__EXERCISE BRIEF__:
From the line containing "Give me a plain-text" through the last line of the material, copy every line exactly, both ends inclusive; do not copy pictures.

======== RAW DATA ========

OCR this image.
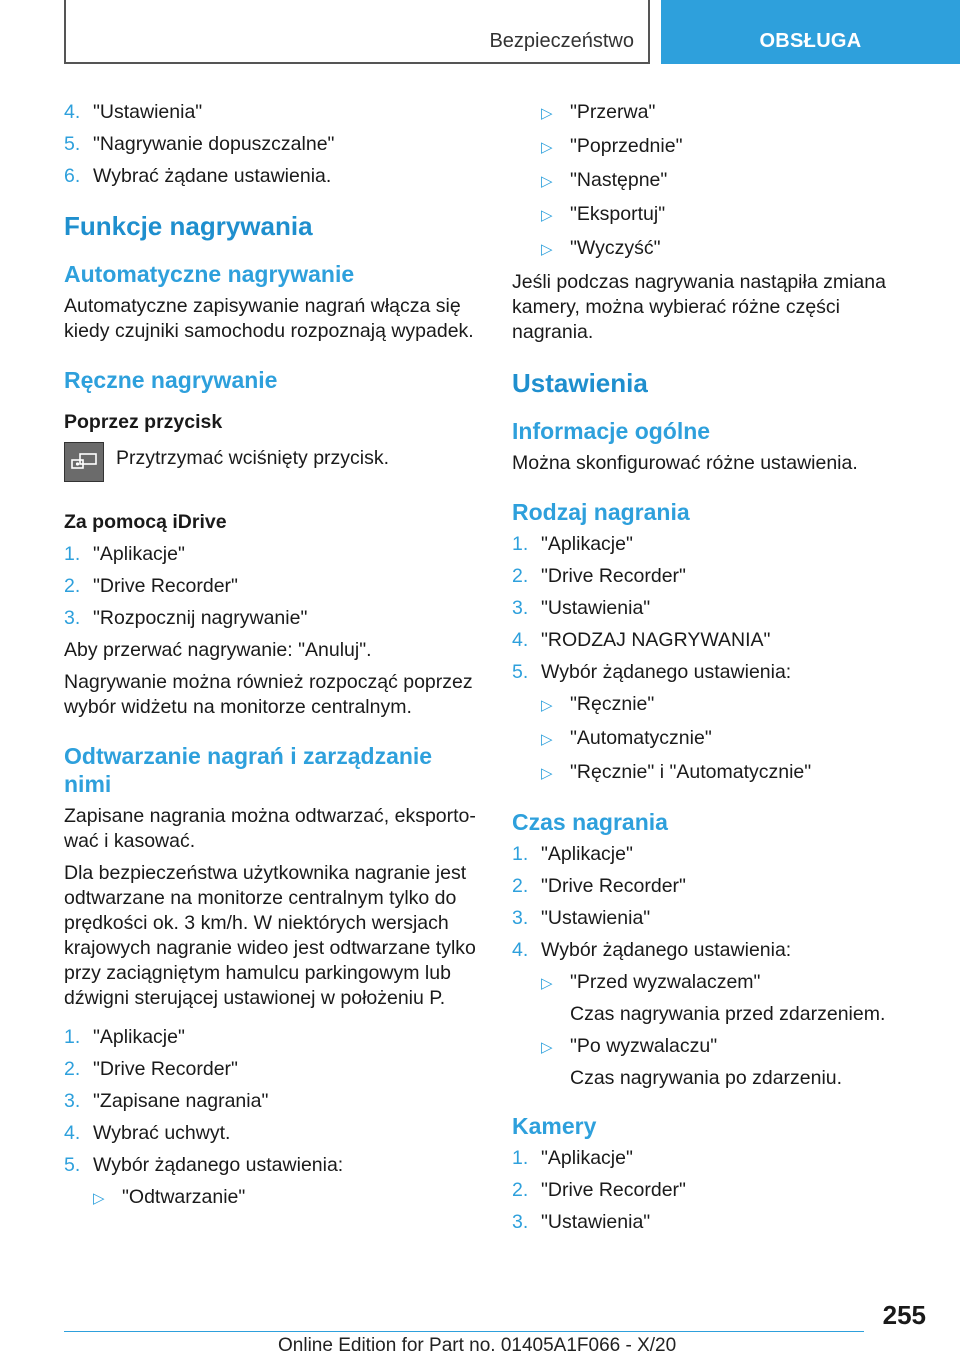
Bezpieczeństwo	OBSŁUGA
4. "Ustawienia"
5. "Nagrywanie dopuszczalne"
6. Wybrać żądane ustawienia.
Funkcje nagrywania
Automatyczne nagrywanie

Automatyczne zapisywanie nagrań włącza się kiedy czujniki samochodu rozpoznają wypadek.

Ręczne nagrywanie
Poprzez przycisk
Przytrzymać wciśnięty przycisk.
Za pomocą iDrive
1. "Aplikacje"
2. "Drive Recorder"
3. "Rozpocznij nagrywanie"

Aby przerwać nagrywanie: "Anuluj".

Nagrywanie można również rozpocząć poprzez wybór widżetu na monitorze centralnym.

Odtwarzanie nagrań i zarządzanie nimi

Zapisane nagrania można odtwarzać, eksportować i kasować.

Dla bezpieczeństwa użytkownika nagranie jest odtwarzane na monitorze centralnym tylko do prędkości ok. 3 km/h. W niektórych wersjach krajowych nagranie wideo jest odtwarzane tylko przy zaciągniętym hamulcu parkingowym lub dźwigni sterującej ustawionej w położeniu P.

1. "Aplikacje"
2. "Drive Recorder"
3. "Zapisane nagrania"
4. Wybrać uchwyt.
5. Wybór żądanego ustawienia:
▷ "Odtwarzanie"
▷ "Przerwa"
▷ "Poprzednie"
▷ "Następne"
▷ "Eksportuj"
▷ "Wyczyść"

Jeśli podczas nagrywania nastąpiła zmiana kamery, można wybierać różne części nagrania.

Ustawienia
Informacje ogólne

Można skonfigurować różne ustawienia.

Rodzaj nagrania
1. "Aplikacje"
2. "Drive Recorder"
3. "Ustawienia"
4. "RODZAJ NAGRYWANIA"
5. Wybór żądanego ustawienia:
▷ "Ręcznie"
▷ "Automatycznie"
▷ "Ręcznie" i "Automatycznie"
Czas nagrania
1. "Aplikacje"
2. "Drive Recorder"
3. "Ustawienia"
4. Wybór żądanego ustawienia:
▷ "Przed wyzwalaczem"
Czas nagrywania przed zdarzeniem.
▷ "Po wyzwalaczu"
Czas nagrywania po zdarzeniu.
Kamery
1. "Aplikacje"
2. "Drive Recorder"
3. "Ustawienia"
255
Online Edition for Part no. 01405A1F066 - X/20
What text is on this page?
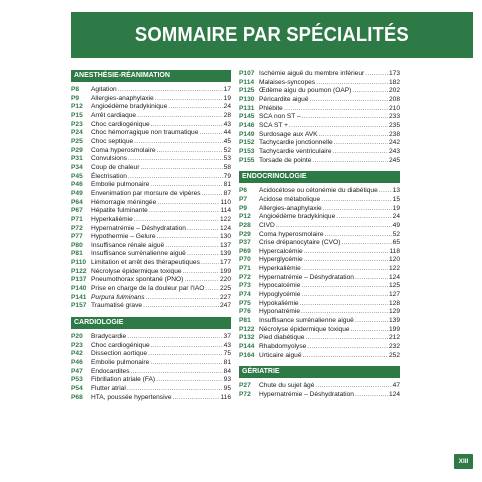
SOMMAIRE PAR SPÉCIALITÉS
ANESTHÉSIE-RÉANIMATION
P8	Agitation .....	17
P9	Allergies-anaphylaxie .....	19
P12	Angioédème bradykinique .....	24
P15	Arrêt cardiaque .....	28
P23	Choc cardiogénique .....	43
P24	Choc hémorragique non traumatique .....	44
P25	Choc septique .....	45
P29	Coma hyperosmolaire .....	52
P31	Convulsions .....	53
P34	Coup de chaleur .....	58
P45	Électrisation .....	79
P46	Embolie pulmonaire .....	81
P49	Envenimation par morsure de vipères .....	87
P64	Hémorragie méningée .....	110
P67	Hépatite fulminante .....	114
P71	Hyperkaliémie .....	122
P72	Hypernatrémie – Déshydratation .....	124
P77	Hypothermie – Gelure .....	130
P80	Insuffisance rénale aiguë .....	137
P81	Insuffisance surrénalienne aiguë .....	139
P110 Limitation et arrêt des thérapeutiques .....	177
P122 Nécrolyse épidermique toxique .....	199
P137 Pneumothorax spontané (PNO) .....	220
P140 Prise en charge de la douleur par l'IAO ..... 225
P141 Purpura fulminans .....	227
P157 Traumatisé grave .....	247
CARDIOLOGIE
P20	Bradycardie .....	37
P23	Choc cardiogénique .....	43
P42	Dissection aortique .....	75
P46	Embolie pulmonaire .....	81
P47	Endocardites .....	84
P53	Fibrillation atriale (FA) .....	93
P54	Flutter atrial .....	95
P68	HTA, poussée hypertensive .....	116
P107 Ischémie aiguë du membre inférieur .....	173
P114 Malaises-syncopes .....	182
P125 Œdème aigu du poumon (OAP) .....	202
P130 Péricardite aiguë .....	208
P131 Phlébite .....	210
P145 SCA non ST – .....	233
P146 SCA ST + .....	235
P149 Surdosage aux AVK .....	238
P152 Tachycardie jonctionnelle .....	242
P153 Tachycardie ventriculaire .....	243
P155 Torsade de pointe .....	245
ENDOCRINOLOGIE
P6	Acidocétose ou cétonémie du diabétique ..... 13
P7	Acidose métabolique .....	15
P9	Allergies-anaphylaxie .....	19
P12	Angioédème bradykinique .....	24
P28	CIVD .....	49
P29	Coma hyperosmolaire .....	52
P37	Crise drépanocytaire (CVO) .....	65
P69	Hypercalcémie .....	118
P70	Hyperglycémie .....	120
P71	Hyperkaliémie .....	122
P72	Hypernatrémie – Déshydratation .....	124
P73	Hypocalcémie .....	125
P74	Hypoglycémie .....	127
P75	Hypokaliémie .....	128
P76	Hyponatrémie .....	129
P81	Insuffisance surrénalienne aiguë .....	139
P122 Nécrolyse épidermique toxique .....	199
P132 Pied diabétique .....	212
P144 Rhabdomyolyse .....	232
P164 Urticaire aiguë .....	252
GÉRIATRIE
P27	Chute du sujet âgé .....	47
P72	Hypernatrémie – Déshydratation .....	124
XIII
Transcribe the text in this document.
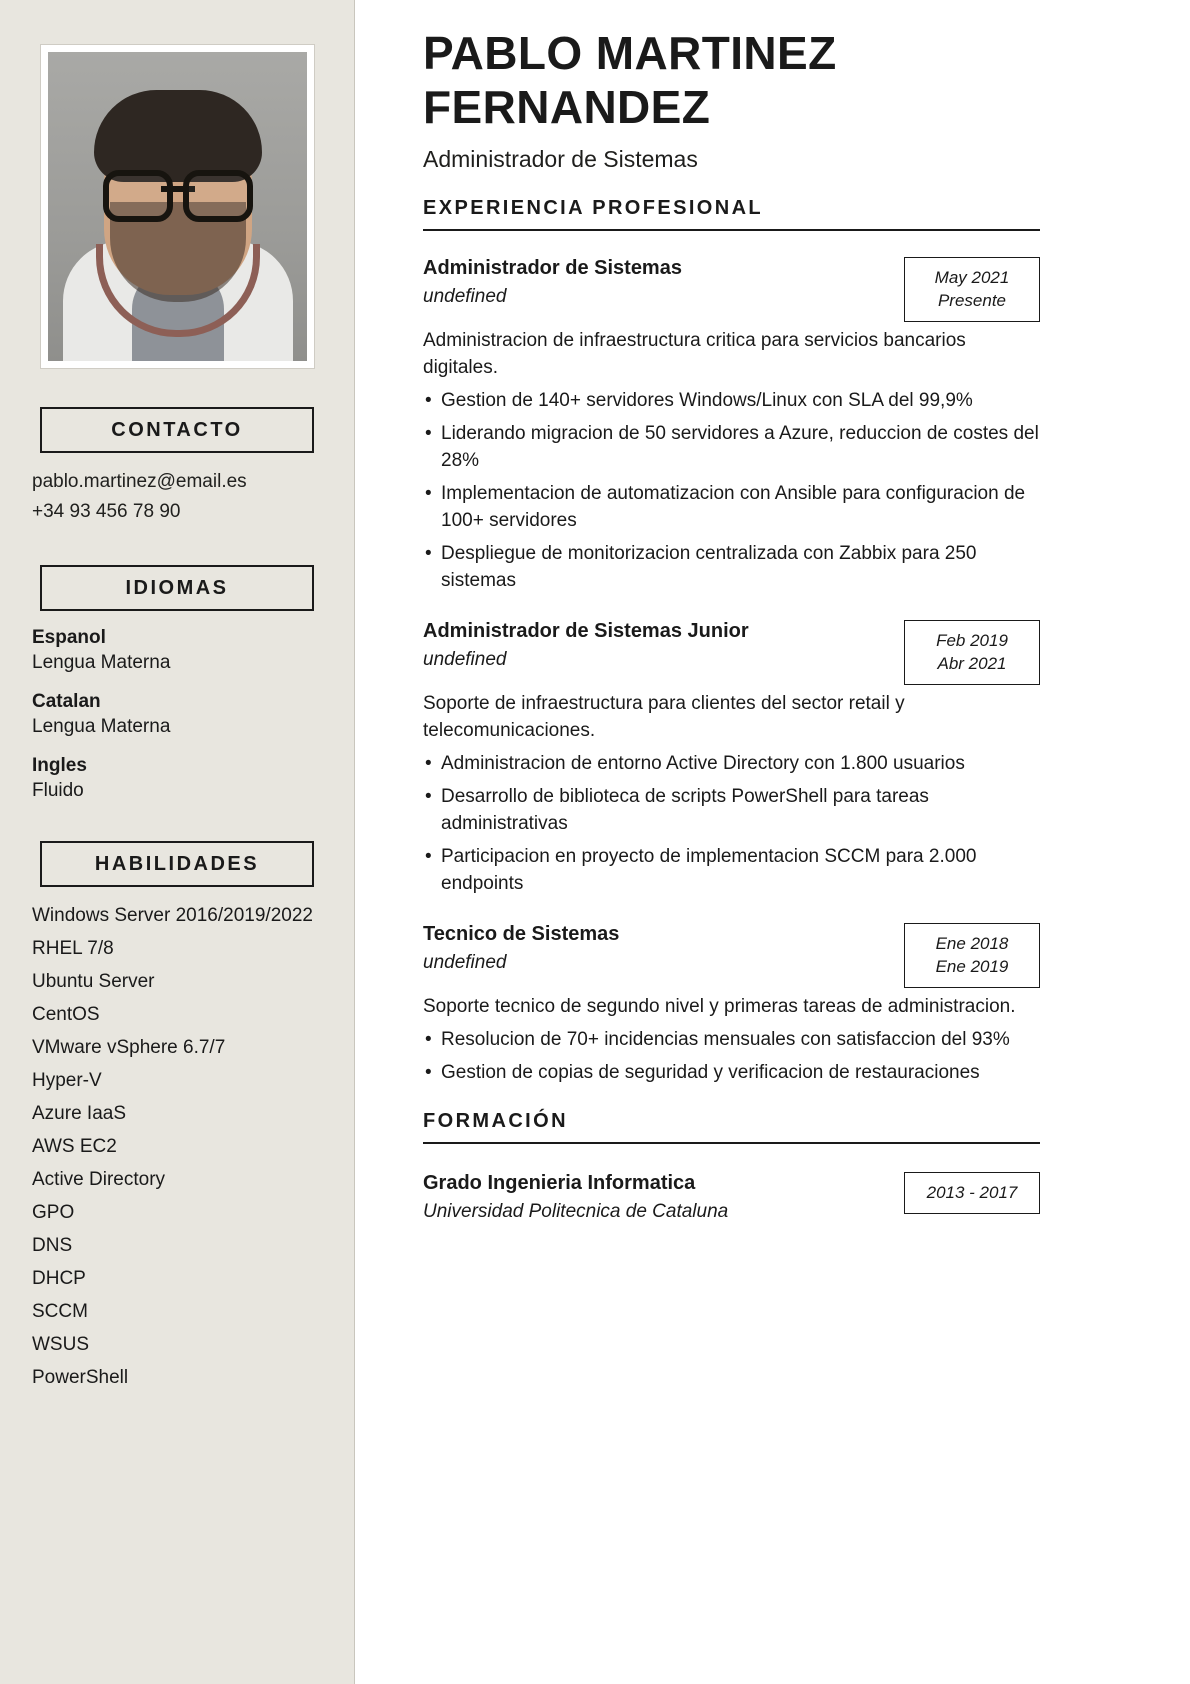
CONTACTO
pablo.martinez@email.es
+34 93 456 78 90
IDIOMAS
Espanol
Lengua Materna
Catalan
Lengua Materna
Ingles
Fluido
HABILIDADES
Windows Server 2016/2019/2022
RHEL 7/8
Ubuntu Server
CentOS
VMware vSphere 6.7/7
Hyper-V
Azure IaaS
AWS EC2
Active Directory
GPO
DNS
DHCP
SCCM
WSUS
PowerShell
PABLO MARTINEZ FERNANDEZ
Administrador de Sistemas
EXPERIENCIA PROFESIONAL
Administrador de Sistemas
undefined
May 2021
Presente
Administracion de infraestructura critica para servicios bancarios digitales.
• Gestion de 140+ servidores Windows/Linux con SLA del 99,9%
• Liderando migracion de 50 servidores a Azure, reduccion de costes del 28%
• Implementacion de automatizacion con Ansible para configuracion de 100+ servidores
• Despliegue de monitorizacion centralizada con Zabbix para 250 sistemas
Administrador de Sistemas Junior
undefined
Feb 2019
Abr 2021
Soporte de infraestructura para clientes del sector retail y telecomunicaciones.
• Administracion de entorno Active Directory con 1.800 usuarios
• Desarrollo de biblioteca de scripts PowerShell para tareas administrativas
• Participacion en proyecto de implementacion SCCM para 2.000 endpoints
Tecnico de Sistemas
undefined
Ene 2018
Ene 2019
Soporte tecnico de segundo nivel y primeras tareas de administracion.
• Resolucion de 70+ incidencias mensuales con satisfaccion del 93%
• Gestion de copias de seguridad y verificacion de restauraciones
FORMACIÓN
Grado Ingenieria Informatica
Universidad Politecnica de Cataluna
2013 - 2017
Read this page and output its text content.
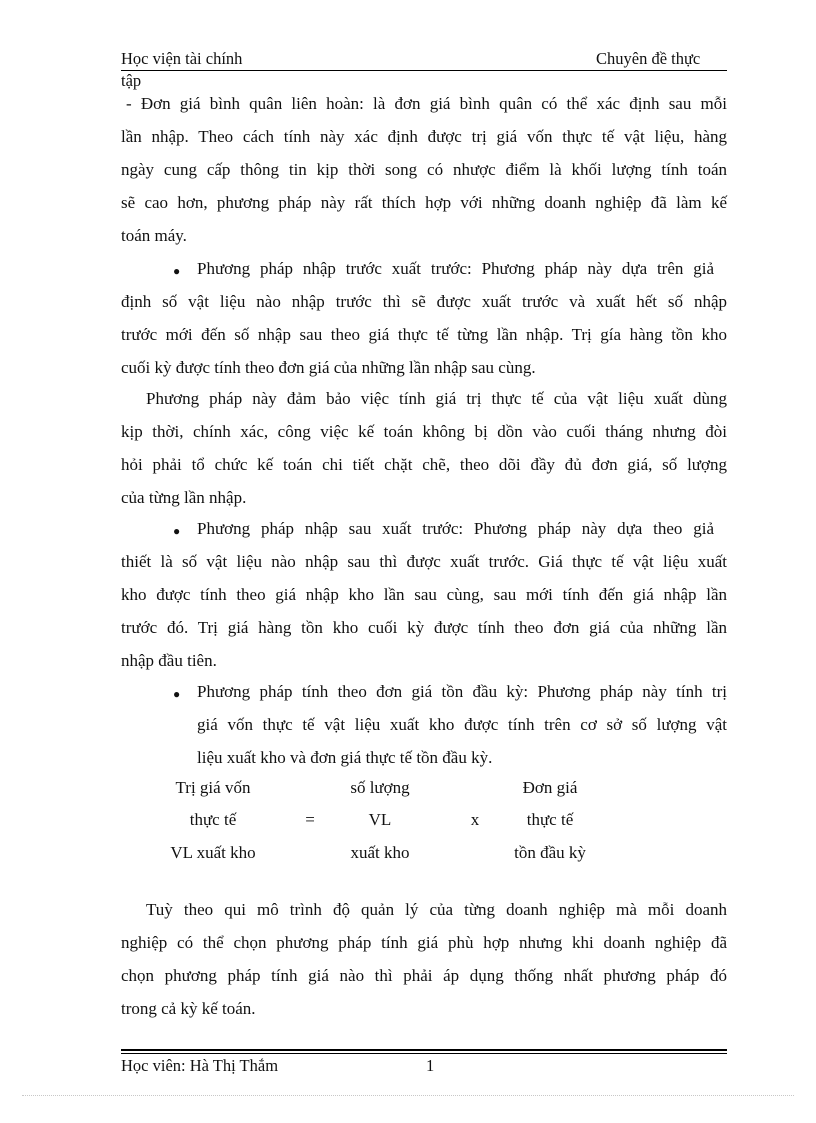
Học viện tài chính	Chuyên đề thực
tập
- Đơn giá bình quân liên hoàn: là đơn giá bình quân có thể xác định sau mỗi
lần nhập. Theo cách tính này xác định được trị giá vốn thực tế vật liệu, hàng
ngày cung cấp thông tin kịp thời song có nhược điểm là khối lượng tính toán
sẽ cao hơn, phương pháp này rất thích hợp với những doanh nghiệp đã làm kế
toán máy.
● Phương pháp nhập trước xuất trước: Phương pháp này dựa trên giả
định số vật liệu nào nhập trước thì sẽ được xuất trước và xuất hết số nhập
trước mới đến số nhập sau theo giá thực tế từng lần nhập. Trị gía hàng tồn kho
cuối kỳ được tính theo đơn giá của những lần nhập sau cùng.
Phương pháp này đảm bảo việc tính giá trị thực tế của vật liệu xuất dùng
kịp thời, chính xác, công việc kế toán không bị dồn vào cuối tháng nhưng đòi
hỏi phải tổ chức kế toán chi tiết chặt chẽ, theo dõi đầy đủ đơn giá, số lượng
của từng lần nhập.
● Phương pháp nhập sau xuất trước: Phương pháp này dựa theo giả
thiết là số vật liệu nào nhập sau thì được xuất trước. Giá thực tế vật liệu xuất
kho được tính theo giá nhập kho lần sau cùng, sau mới tính đến giá nhập lần
trước đó. Trị giá hàng tồn kho cuối kỳ được tính theo đơn giá của những lần
nhập đầu tiên.
● Phương pháp tính theo đơn giá tồn đầu kỳ: Phương pháp này tính trị
giá vốn thực tế vật liệu xuất kho được tính trên cơ sở số lượng vật
liệu xuất kho và đơn giá thực tế tồn đầu kỳ.
Trị giá vốn
thực tế
VL xuất kho
=
số lượng
VL
xuất kho
x
Đơn giá
thực tế
tồn đầu kỳ
Tuỳ theo qui mô trình độ quản lý của từng doanh nghiệp mà mỗi doanh
nghiệp có thể chọn phương pháp tính giá phù hợp nhưng khi doanh nghiệp đã
chọn phương pháp tính giá nào thì phải áp dụng thống nhất phương pháp đó
trong cả kỳ kế toán.
Học viên: Hà Thị Thắm	1
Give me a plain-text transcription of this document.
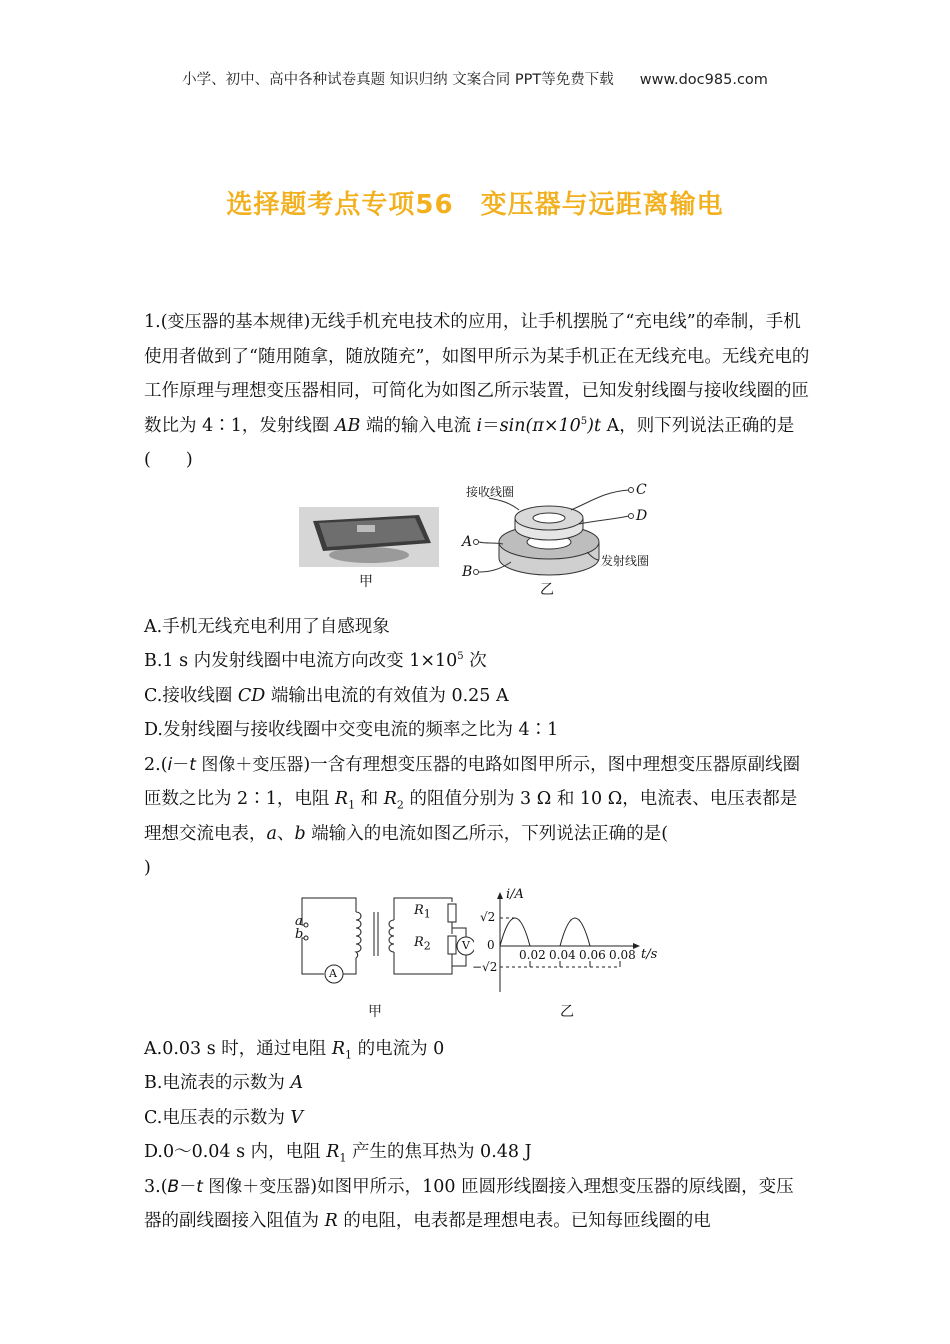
小学、初中、高中各种试卷真题 知识归纳 文案合同 PPT等免费下载 www.doc985.com
选择题考点专项56　变压器与远距离输电

1.(变压器的基本规律)无线手机充电技术的应用，让手机摆脱了“充电线”的牵制，手机使用者做到了“随用随拿，随放随充”，如图甲所示为某手机正在无线充电。无线充电的工作原理与理想变压器相同，可简化为如图乙所示装置，已知发射线圈与接收线圈的匝数比为 4∶1，发射线圈 AB 端的输入电流 $i=\sin(\pi\times 10^5)t$ A，则下列说法正确的是(　　)

甲
接收线圈
发射线圈
C
D
A
B
乙

A.手机无线充电利用了自感现象

B.1 s 内发射线圈中电流方向改变 $1\times 10^5$ 次

C.接收线圈 CD 端输出电流的有效值为 0.25 A

D.发射线圈与接收线圈中交变电流的频率之比为 4∶1

2.(i－t 图像＋变压器)一含有理想变压器的电路如图甲所示，图中理想变压器原副线圈匝数之比为 2∶1，电阻 $R_1$ 和 $R_2$ 的阻值分别为 3 Ω 和 10 Ω，电流表、电压表都是理想交流电表，a、b 端输入的电流如图乙所示，下列说法正确的是(
)

a
b
A
V
$R_1$
$R_2$
甲
i/A
√2
0
−√2
0.02 0.04 0.06 0.08 t/s
乙

A.0.03 s 时，通过电阻 $R_1$ 的电流为 0

B.电流表的示数为 A

C.电压表的示数为 V

D.0～0.04 s 内，电阻 $R_1$ 产生的焦耳热为 0.48 J

3.(B－t 图像＋变压器)如图甲所示，100 匝圆形线圈接入理想变压器的原线圈，变压器的副线圈接入阻值为 R 的电阻，电表都是理想电表。已知每匝线圈的电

========

__SOLUTION__:
Give me a plain-text transcription of this document.
小学、初中、高中各种试卷真题 知识归纳 文案合同 PPT等免费下载 www.doc985.com
选择题考点专项56　变压器与远距离输电

1.(变压器的基本规律)无线手机充电技术的应用，让手机摆脱了“充电线”的牵制，手机使用者做到了“随用随拿，随放随充”，如图甲所示为某手机正在无线充电。无线充电的工作原理与理想变压器相同，可简化为如图乙所示装置，已知发射线圈与接收线圈的匝数比为 4∶1，发射线圈 AB 端的输入电流 $i=\sin(\pi\times 10^5)t$ A，则下列说法正确的是(　　)

甲
接收线圈
发射线圈
C
D
A
B
乙

A.手机无线充电利用了自感现象

B.1 s 内发射线圈中电流方向改变 $1\times 10^5$ 次

C.接收线圈 CD 端输出电流的有效值为 0.25 A

D.发射线圈与接收线圈中交变电流的频率之比为 4∶1

2.(i－t 图像＋变压器)一含有理想变压器的电路如图甲所示，图中理想变压器原副线圈匝数之比为 2∶1，电阻 $R_1$ 和 $R_2$ 的阻值分别为 3 Ω 和 10 Ω，电流表、电压表都是理想交流电表，a、b 端输入的电流如图乙所示，下列说法正确的是(
)

a
b
A
V
$R_1$
$R_2$
甲
i/A
√2
0
−√2
0.02 0.04 0.06 0.08 t/s
乙

A.0.03 s 时，通过电阻 $R_1$ 的电流为 0

B.电流表的示数为 A

C.电压表的示数为 V

D.0～0.04 s 内，电阻 $R_1$ 产生的焦耳热为 0.48 J

3.(B－t 图像＋变压器)如图甲所示，100 匝圆形线圈接入理想变压器的原线圈，变压器的副线圈接入阻值为 R 的电阻，电表都是理想电表。已知每匝线圈的电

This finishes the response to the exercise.